(Figure record extracts)
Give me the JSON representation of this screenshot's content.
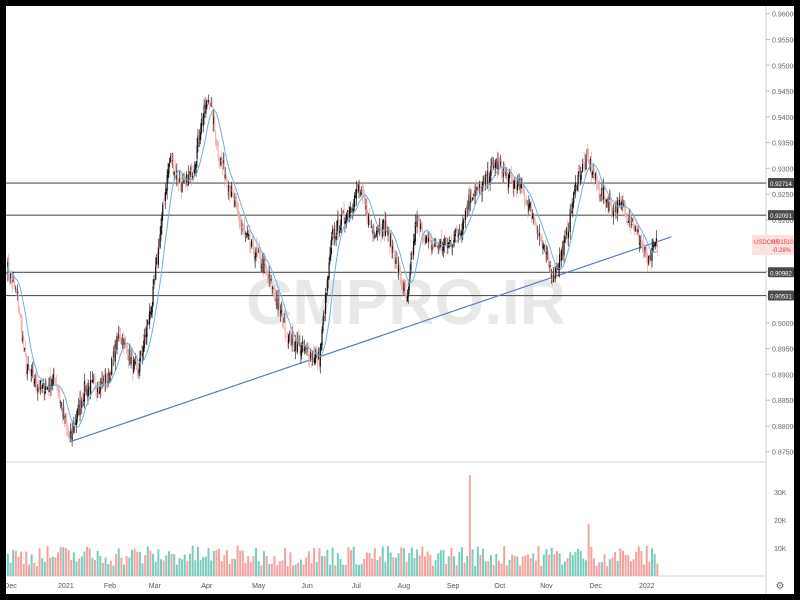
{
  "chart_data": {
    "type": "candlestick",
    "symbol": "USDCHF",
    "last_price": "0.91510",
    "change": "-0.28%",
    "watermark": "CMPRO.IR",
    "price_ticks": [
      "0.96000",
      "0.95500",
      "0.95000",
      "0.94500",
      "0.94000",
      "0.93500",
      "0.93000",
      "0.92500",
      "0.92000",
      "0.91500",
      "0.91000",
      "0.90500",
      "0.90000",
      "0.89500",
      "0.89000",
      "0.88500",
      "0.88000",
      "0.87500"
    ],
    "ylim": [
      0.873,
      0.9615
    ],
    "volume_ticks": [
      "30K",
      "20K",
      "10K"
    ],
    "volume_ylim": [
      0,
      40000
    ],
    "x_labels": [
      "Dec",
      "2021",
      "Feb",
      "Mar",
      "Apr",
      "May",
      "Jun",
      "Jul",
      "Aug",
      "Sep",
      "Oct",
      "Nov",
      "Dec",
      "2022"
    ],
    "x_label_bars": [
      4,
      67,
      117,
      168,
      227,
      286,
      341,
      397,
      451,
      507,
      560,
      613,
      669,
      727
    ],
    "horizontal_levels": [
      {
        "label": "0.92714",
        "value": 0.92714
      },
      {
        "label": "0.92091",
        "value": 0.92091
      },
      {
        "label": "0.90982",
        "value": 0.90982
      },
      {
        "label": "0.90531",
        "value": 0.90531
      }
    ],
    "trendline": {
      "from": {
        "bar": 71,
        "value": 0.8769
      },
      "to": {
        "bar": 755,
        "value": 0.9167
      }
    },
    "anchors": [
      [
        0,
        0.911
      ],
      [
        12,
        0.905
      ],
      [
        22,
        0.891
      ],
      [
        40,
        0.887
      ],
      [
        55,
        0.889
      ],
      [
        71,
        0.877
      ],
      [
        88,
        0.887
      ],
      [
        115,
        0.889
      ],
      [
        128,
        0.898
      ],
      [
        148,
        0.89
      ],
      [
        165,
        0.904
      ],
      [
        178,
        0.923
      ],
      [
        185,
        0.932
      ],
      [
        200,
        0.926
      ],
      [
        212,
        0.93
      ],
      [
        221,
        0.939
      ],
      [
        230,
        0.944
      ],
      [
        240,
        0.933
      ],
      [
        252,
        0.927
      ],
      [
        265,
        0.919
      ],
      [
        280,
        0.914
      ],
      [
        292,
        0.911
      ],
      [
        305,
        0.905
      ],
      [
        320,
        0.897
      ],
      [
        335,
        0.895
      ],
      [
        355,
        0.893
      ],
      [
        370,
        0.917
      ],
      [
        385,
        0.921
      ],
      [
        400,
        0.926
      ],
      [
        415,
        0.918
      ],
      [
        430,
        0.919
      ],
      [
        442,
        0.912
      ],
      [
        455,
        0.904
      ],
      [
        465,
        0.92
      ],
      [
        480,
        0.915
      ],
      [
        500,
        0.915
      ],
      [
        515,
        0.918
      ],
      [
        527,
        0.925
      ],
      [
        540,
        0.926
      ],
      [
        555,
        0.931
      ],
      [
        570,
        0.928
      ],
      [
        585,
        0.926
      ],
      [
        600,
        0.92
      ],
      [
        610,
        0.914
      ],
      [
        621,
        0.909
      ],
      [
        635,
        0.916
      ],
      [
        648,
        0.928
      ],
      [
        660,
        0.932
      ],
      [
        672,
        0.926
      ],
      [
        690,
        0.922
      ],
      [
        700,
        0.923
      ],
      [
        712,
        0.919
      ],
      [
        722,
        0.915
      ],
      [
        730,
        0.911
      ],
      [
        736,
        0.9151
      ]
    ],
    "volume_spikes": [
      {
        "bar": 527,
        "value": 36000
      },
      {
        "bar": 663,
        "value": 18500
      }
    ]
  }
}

--

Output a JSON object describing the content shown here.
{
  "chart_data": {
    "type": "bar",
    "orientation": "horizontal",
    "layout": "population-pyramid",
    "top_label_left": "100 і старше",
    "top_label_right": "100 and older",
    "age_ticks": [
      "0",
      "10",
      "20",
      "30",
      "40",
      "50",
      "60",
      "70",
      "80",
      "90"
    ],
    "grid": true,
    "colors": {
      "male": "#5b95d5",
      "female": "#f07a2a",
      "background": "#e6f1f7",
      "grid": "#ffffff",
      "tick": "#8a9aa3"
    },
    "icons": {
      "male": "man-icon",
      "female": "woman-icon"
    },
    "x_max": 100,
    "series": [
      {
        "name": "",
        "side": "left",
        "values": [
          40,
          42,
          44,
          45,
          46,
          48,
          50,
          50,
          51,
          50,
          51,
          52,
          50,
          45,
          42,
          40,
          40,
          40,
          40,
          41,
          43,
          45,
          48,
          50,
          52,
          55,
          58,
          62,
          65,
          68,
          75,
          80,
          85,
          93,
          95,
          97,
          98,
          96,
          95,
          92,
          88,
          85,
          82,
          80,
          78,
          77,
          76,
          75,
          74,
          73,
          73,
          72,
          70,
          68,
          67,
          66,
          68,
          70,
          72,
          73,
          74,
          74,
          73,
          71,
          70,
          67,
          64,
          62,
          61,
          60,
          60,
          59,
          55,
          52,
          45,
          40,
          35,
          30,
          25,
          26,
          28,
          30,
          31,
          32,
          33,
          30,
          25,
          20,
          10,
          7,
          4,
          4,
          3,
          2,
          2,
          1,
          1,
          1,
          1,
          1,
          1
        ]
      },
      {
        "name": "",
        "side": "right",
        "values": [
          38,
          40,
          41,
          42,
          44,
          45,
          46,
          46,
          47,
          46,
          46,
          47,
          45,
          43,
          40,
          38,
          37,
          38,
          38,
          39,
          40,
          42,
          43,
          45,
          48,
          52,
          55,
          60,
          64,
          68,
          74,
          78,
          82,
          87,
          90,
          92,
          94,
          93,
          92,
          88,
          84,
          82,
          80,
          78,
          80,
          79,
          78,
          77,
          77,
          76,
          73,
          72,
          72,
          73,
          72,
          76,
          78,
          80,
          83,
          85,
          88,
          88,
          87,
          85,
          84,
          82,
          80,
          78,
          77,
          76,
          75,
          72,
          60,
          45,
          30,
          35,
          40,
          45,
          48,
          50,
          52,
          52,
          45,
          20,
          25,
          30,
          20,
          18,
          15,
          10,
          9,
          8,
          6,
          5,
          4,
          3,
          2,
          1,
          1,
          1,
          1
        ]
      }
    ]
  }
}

■ **Task brief**
Select all lines in the listing above where the word "content" appears, and show them.

■ **Solution to this task**
Give me the JSON representation of this screenshot's content.
Output a JSON object describing the content shown here.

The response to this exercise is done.